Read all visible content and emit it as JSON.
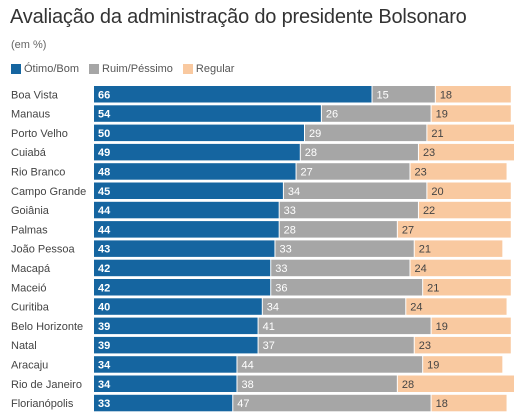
{
  "title": "Avaliação da administração do presidente Bolsonaro",
  "subtitle": "(em %)",
  "colors": {
    "otimo_bom": "#1565a0",
    "ruim_pessimo": "#a6a6a6",
    "regular": "#f9c9a0"
  },
  "chart_data": {
    "type": "bar",
    "orientation": "horizontal",
    "stacked": true,
    "title": "Avaliação da administração do presidente Bolsonaro",
    "subtitle": "(em %)",
    "legend_position": "top-left",
    "xlim": [
      0,
      100
    ],
    "categories": [
      "Boa Vista",
      "Manaus",
      "Porto Velho",
      "Cuiabá",
      "Rio Branco",
      "Campo Grande",
      "Goiânia",
      "Palmas",
      "João Pessoa",
      "Macapá",
      "Maceió",
      "Curitiba",
      "Belo Horizonte",
      "Natal",
      "Aracaju",
      "Rio de Janeiro",
      "Florianópolis"
    ],
    "series": [
      {
        "name": "Ótimo/Bom",
        "color": "#1565a0",
        "values": [
          66,
          54,
          50,
          49,
          48,
          45,
          44,
          44,
          43,
          42,
          42,
          40,
          39,
          39,
          34,
          34,
          33
        ]
      },
      {
        "name": "Ruim/Péssimo",
        "color": "#a6a6a6",
        "values": [
          15,
          26,
          29,
          28,
          27,
          34,
          33,
          28,
          33,
          33,
          36,
          34,
          41,
          37,
          44,
          38,
          47
        ]
      },
      {
        "name": "Regular",
        "color": "#f9c9a0",
        "values": [
          18,
          19,
          21,
          23,
          23,
          20,
          22,
          27,
          21,
          24,
          21,
          24,
          19,
          23,
          19,
          28,
          18
        ]
      }
    ]
  }
}
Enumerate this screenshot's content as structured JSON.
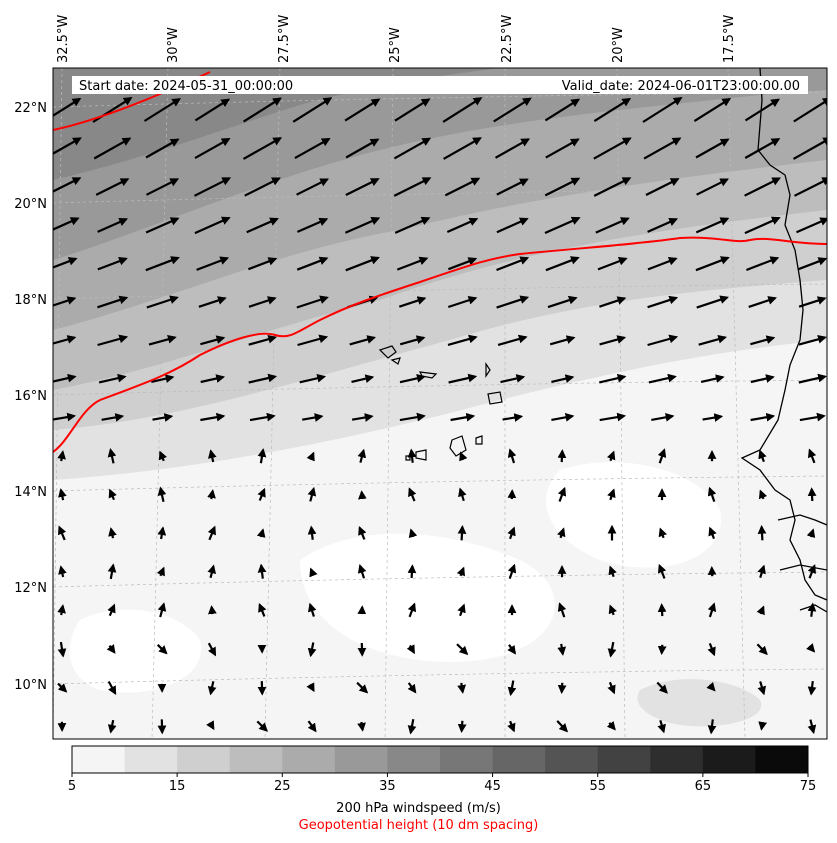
{
  "header": {
    "start_date": "Start date: 2024-05-31_00:00:00",
    "valid_date": "Valid_date: 2024-06-01T23:00:00.00"
  },
  "map": {
    "lon_labels": [
      "32.5°W",
      "30°W",
      "27.5°W",
      "25°W",
      "22.5°W",
      "20°W",
      "17.5°W"
    ],
    "lat_labels": [
      "22°N",
      "20°N",
      "18°N",
      "16°N",
      "14°N",
      "12°N",
      "10°N"
    ],
    "contour_color": "#ff0000",
    "coast_color": "#000000",
    "wind_arrow_color": "#000000"
  },
  "colorbar": {
    "ticks": [
      "5",
      "15",
      "25",
      "35",
      "45",
      "55",
      "65",
      "75"
    ],
    "colors": [
      "#f5f5f5",
      "#e2e2e2",
      "#cfcfcf",
      "#bdbdbd",
      "#ababab",
      "#999999",
      "#888888",
      "#777777",
      "#666666",
      "#545454",
      "#424242",
      "#2e2e2e",
      "#1b1b1b",
      "#0a0a0a"
    ],
    "label": "200 hPa windspeed (m/s)",
    "sublabel": "Geopotential height (10 dm spacing)",
    "sublabel_color": "#ff0000"
  }
}
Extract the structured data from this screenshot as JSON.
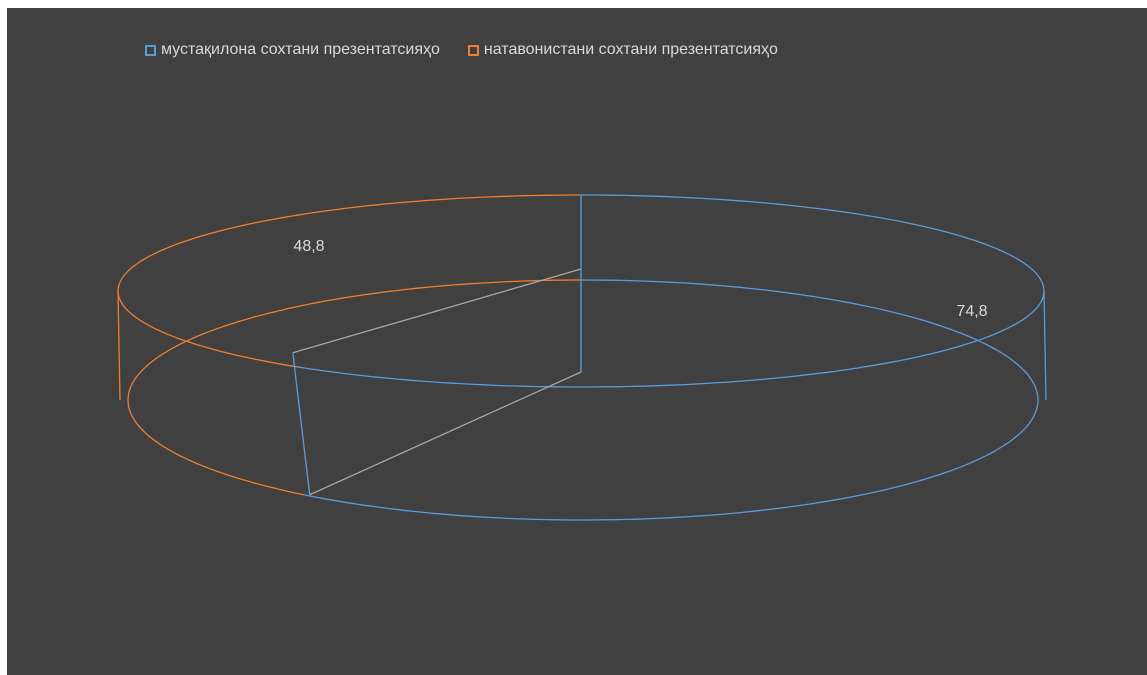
{
  "chart_data": {
    "type": "pie",
    "style": "3d-outline",
    "title": "",
    "categories": [
      "мустақилона сохтани презентатсияҳо",
      "натавонистани сохтани презентатсияҳо"
    ],
    "values": [
      74.8,
      48.8
    ],
    "value_labels": [
      "74,8",
      "48,8"
    ],
    "colors": [
      "#5b9bd5",
      "#ed7d31"
    ],
    "background": "#404040",
    "legend_position": "top"
  }
}
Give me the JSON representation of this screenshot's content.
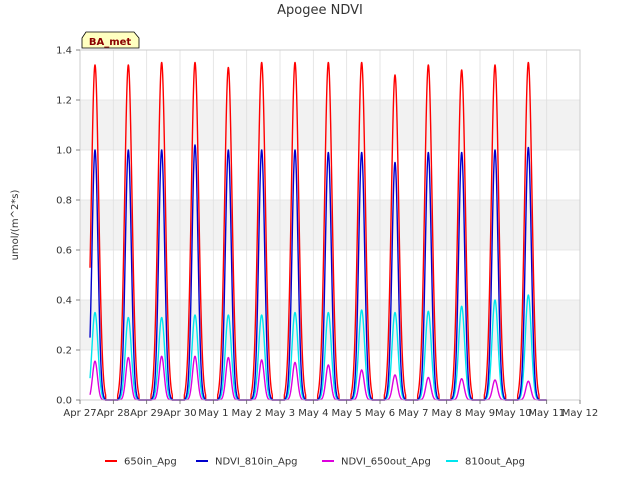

* * *

## AIM OF THE TASK
Without the pictures, restate all of the entries above verbatim.

## ANSWER FOR THE TASK
Read all visible content and emit it as JSON.
{
  "title": "Avaliação da administração do presidente Bolsonaro",
  "subtitle": "(em %)",
  "colors": {
    "otimo_bom": "#1565a0",
    "ruim_pessimo": "#a6a6a6",
    "regular": "#f9c9a0"
  },
  "chart_data": {
    "type": "bar",
    "orientation": "horizontal",
    "stacked": true,
    "title": "Avaliação da administração do presidente Bolsonaro",
    "subtitle": "(em %)",
    "legend_position": "top-left",
    "xlim": [
      0,
      100
    ],
    "categories": [
      "Boa Vista",
      "Manaus",
      "Porto Velho",
      "Cuiabá",
      "Rio Branco",
      "Campo Grande",
      "Goiânia",
      "Palmas",
      "João Pessoa",
      "Macapá",
      "Maceió",
      "Curitiba",
      "Belo Horizonte",
      "Natal",
      "Aracaju",
      "Rio de Janeiro",
      "Florianópolis"
    ],
    "series": [
      {
        "name": "Ótimo/Bom",
        "color": "#1565a0",
        "values": [
          66,
          54,
          50,
          49,
          48,
          45,
          44,
          44,
          43,
          42,
          42,
          40,
          39,
          39,
          34,
          34,
          33
        ]
      },
      {
        "name": "Ruim/Péssimo",
        "color": "#a6a6a6",
        "values": [
          15,
          26,
          29,
          28,
          27,
          34,
          33,
          28,
          33,
          33,
          36,
          34,
          41,
          37,
          44,
          38,
          47
        ]
      },
      {
        "name": "Regular",
        "color": "#f9c9a0",
        "values": [
          18,
          19,
          21,
          23,
          23,
          20,
          22,
          27,
          21,
          24,
          21,
          24,
          19,
          23,
          19,
          28,
          18
        ]
      }
    ]
  }
}
Enumerate this screenshot's content as structured JSON.
{
  "header": {
    "start_date": "Start date: 2024-05-31_00:00:00",
    "valid_date": "Valid_date: 2024-06-01T23:00:00.00"
  },
  "map": {
    "lon_labels": [
      "32.5°W",
      "30°W",
      "27.5°W",
      "25°W",
      "22.5°W",
      "20°W",
      "17.5°W"
    ],
    "lat_labels": [
      "22°N",
      "20°N",
      "18°N",
      "16°N",
      "14°N",
      "12°N",
      "10°N"
    ],
    "contour_color": "#ff0000",
    "coast_color": "#000000",
    "wind_arrow_color": "#000000"
  },
  "colorbar": {
    "ticks": [
      "5",
      "15",
      "25",
      "35",
      "45",
      "55",
      "65",
      "75"
    ],
    "colors": [
      "#f5f5f5",
      "#e2e2e2",
      "#cfcfcf",
      "#bdbdbd",
      "#ababab",
      "#999999",
      "#888888",
      "#777777",
      "#666666",
      "#545454",
      "#424242",
      "#2e2e2e",
      "#1b1b1b",
      "#0a0a0a"
    ],
    "label": "200 hPa windspeed (m/s)",
    "sublabel": "Geopotential height (10 dm spacing)",
    "sublabel_color": "#ff0000"
  }
}
Extract the structured data from this screenshot as JSON.
{
  "chart_data": {
    "type": "pie",
    "style": "3d-outline",
    "title": "",
    "categories": [
      "мустақилона сохтани презентатсияҳо",
      "натавонистани сохтани презентатсияҳо"
    ],
    "values": [
      74.8,
      48.8
    ],
    "value_labels": [
      "74,8",
      "48,8"
    ],
    "colors": [
      "#5b9bd5",
      "#ed7d31"
    ],
    "background": "#404040",
    "legend_position": "top"
  }
}
Give me the JSON representation of this screenshot's content.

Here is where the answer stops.